Provided data:

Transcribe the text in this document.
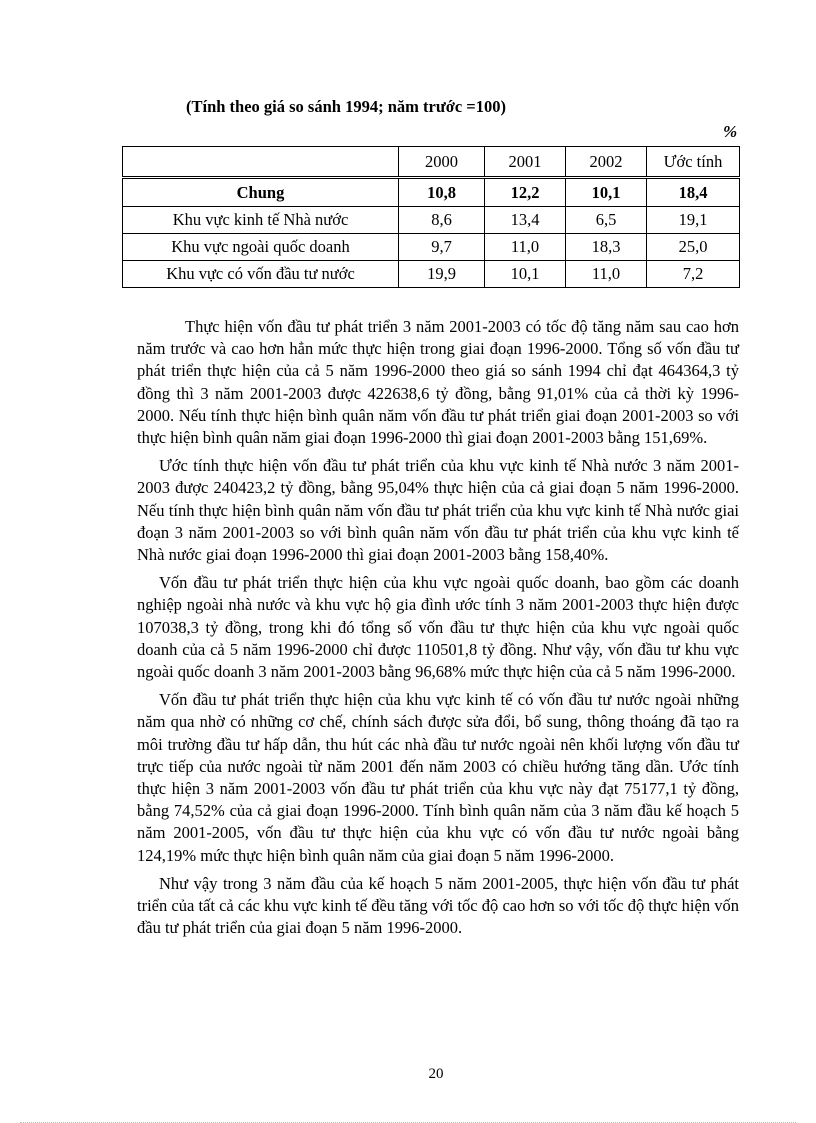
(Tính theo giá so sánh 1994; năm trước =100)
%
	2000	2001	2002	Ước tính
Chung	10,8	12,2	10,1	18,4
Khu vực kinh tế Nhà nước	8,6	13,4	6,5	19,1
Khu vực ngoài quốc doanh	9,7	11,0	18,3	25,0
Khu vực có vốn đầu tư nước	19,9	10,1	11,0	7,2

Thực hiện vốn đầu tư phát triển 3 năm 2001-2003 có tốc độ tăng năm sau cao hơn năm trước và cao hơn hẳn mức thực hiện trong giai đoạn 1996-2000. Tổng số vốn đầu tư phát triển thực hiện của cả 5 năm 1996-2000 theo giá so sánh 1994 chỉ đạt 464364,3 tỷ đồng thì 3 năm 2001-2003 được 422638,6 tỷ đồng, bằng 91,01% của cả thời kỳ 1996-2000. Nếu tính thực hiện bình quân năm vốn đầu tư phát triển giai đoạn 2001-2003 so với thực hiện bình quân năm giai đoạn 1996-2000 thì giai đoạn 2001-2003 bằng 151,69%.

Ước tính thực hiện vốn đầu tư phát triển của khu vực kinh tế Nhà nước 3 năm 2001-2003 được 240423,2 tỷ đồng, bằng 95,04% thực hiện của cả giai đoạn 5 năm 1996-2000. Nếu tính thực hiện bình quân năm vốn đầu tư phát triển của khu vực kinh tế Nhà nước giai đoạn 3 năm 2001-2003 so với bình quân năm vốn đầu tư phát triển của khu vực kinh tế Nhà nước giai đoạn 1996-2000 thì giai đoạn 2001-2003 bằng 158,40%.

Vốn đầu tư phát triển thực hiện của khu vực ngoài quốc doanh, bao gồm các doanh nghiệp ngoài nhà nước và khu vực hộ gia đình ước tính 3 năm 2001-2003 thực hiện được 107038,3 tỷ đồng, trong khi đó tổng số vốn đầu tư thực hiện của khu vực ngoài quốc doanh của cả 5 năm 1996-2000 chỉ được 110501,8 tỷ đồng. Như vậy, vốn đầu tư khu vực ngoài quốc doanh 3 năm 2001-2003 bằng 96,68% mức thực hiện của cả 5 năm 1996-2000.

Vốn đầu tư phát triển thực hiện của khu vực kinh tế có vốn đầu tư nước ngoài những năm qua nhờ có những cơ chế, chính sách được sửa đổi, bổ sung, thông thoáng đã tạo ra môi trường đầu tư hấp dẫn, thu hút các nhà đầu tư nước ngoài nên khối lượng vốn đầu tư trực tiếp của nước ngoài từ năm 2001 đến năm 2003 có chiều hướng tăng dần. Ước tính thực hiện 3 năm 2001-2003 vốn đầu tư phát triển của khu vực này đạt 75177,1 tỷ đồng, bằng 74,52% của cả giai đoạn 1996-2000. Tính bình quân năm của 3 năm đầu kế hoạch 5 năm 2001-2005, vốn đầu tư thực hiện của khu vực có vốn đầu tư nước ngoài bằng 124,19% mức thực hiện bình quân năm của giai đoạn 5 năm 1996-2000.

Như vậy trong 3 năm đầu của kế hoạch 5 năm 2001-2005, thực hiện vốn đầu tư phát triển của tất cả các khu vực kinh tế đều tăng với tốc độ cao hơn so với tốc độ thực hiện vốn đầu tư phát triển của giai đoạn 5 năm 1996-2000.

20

* * *

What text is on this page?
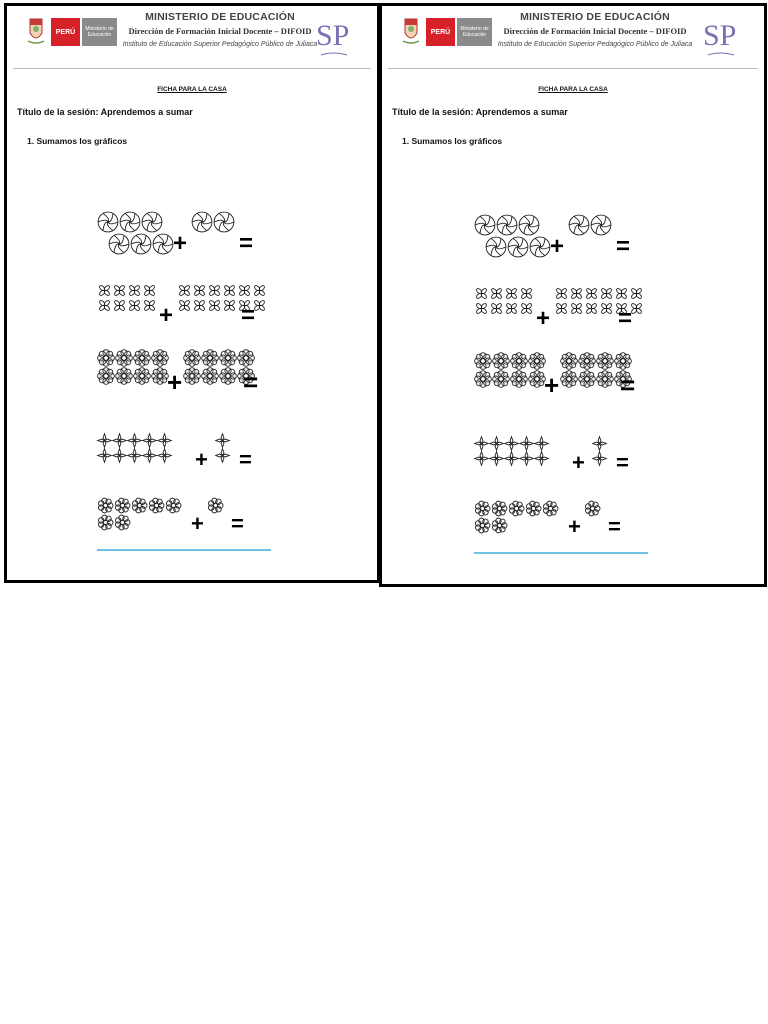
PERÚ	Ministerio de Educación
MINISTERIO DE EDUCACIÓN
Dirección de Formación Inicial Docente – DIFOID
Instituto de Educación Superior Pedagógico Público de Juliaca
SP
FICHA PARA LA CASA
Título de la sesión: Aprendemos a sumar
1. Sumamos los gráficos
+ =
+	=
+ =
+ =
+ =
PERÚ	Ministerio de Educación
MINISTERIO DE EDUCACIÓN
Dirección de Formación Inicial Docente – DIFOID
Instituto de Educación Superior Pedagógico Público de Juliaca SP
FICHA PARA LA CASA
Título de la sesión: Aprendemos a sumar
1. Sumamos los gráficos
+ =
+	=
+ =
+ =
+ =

Directive: Copy all lines from the listing that contain "doanh".

Response to this exercise:
Khu vực ngoài quốc doanh	9,7	11,0	18,3	25,0
Vốn đầu tư phát triển thực hiện của khu vực ngoài quốc doanh, bao gồm các doanh nghiệp ngoài nhà nước và khu vực hộ gia đình ước tính 3 năm 2001-2003 thực hiện được 107038,3 tỷ đồng, trong khi đó tổng số vốn đầu tư thực hiện của khu vực ngoài quốc doanh của cả 5 năm 1996-2000 chỉ được 110501,8 tỷ đồng. Như vậy, vốn đầu tư khu vực ngoài quốc doanh 3 năm 2001-2003 bằng 96,68% mức thực hiện của cả 5 năm 1996-2000.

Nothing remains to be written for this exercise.